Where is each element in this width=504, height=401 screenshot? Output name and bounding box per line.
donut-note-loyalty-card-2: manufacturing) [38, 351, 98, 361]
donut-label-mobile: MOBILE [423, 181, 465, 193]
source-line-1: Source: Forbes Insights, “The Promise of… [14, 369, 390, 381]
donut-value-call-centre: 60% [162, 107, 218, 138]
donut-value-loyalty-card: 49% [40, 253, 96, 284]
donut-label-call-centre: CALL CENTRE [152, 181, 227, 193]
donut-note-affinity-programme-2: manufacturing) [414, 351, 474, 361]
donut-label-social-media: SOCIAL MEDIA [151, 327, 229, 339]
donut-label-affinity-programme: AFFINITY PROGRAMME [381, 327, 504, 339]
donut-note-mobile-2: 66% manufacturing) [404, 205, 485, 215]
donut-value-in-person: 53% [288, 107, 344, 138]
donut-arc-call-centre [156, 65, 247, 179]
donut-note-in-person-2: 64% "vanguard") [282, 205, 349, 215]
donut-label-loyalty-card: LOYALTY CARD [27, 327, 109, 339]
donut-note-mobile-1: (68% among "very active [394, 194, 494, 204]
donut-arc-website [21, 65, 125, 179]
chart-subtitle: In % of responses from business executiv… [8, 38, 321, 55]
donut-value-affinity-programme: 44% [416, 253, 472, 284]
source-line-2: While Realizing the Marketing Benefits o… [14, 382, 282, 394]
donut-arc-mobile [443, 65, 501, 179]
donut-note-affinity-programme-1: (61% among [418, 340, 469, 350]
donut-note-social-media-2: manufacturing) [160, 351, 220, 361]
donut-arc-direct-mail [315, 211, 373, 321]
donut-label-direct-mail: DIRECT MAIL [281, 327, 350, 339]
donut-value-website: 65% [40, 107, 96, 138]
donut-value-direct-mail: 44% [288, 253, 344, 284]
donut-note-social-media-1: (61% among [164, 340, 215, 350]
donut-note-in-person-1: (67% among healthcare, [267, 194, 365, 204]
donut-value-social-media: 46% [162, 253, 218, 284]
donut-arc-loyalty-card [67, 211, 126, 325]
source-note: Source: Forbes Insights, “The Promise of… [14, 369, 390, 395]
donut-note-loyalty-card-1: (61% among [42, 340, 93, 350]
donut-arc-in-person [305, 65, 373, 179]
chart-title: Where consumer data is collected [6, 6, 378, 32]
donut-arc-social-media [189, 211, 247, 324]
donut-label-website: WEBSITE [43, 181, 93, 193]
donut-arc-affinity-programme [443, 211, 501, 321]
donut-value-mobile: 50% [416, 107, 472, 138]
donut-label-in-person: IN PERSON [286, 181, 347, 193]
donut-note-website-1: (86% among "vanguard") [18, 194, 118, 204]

━━━━━━━━━━━━━━━━━━━━

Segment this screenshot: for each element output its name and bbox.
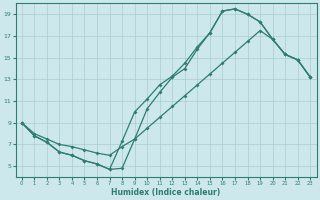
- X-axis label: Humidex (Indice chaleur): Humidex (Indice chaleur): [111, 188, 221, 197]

━━━━━━━━━━━━━━━━━━━━

Write out the stretch of the listing from the line containing "Where is each" through the line containing "351, 474, 361]" as a numbered list, leaving out any blank lines.

Exercise result:
1. Where is each element in this width=504, height=401 screenshot? Output name and bounding box per line.
2. donut-note-loyalty-card-2: manufacturing) [38, 351, 98, 361]
3. donut-label-mobile: MOBILE [423, 181, 465, 193]
4. source-line-1: Source: Forbes Insights, “The Promise of… [14, 369, 390, 381]
5. donut-value-call-centre: 60% [162, 107, 218, 138]
6. donut-value-loyalty-card: 49% [40, 253, 96, 284]
7. donut-label-call-centre: CALL CENTRE [152, 181, 227, 193]
8. donut-note-affinity-programme-2: manufacturing) [414, 351, 474, 361]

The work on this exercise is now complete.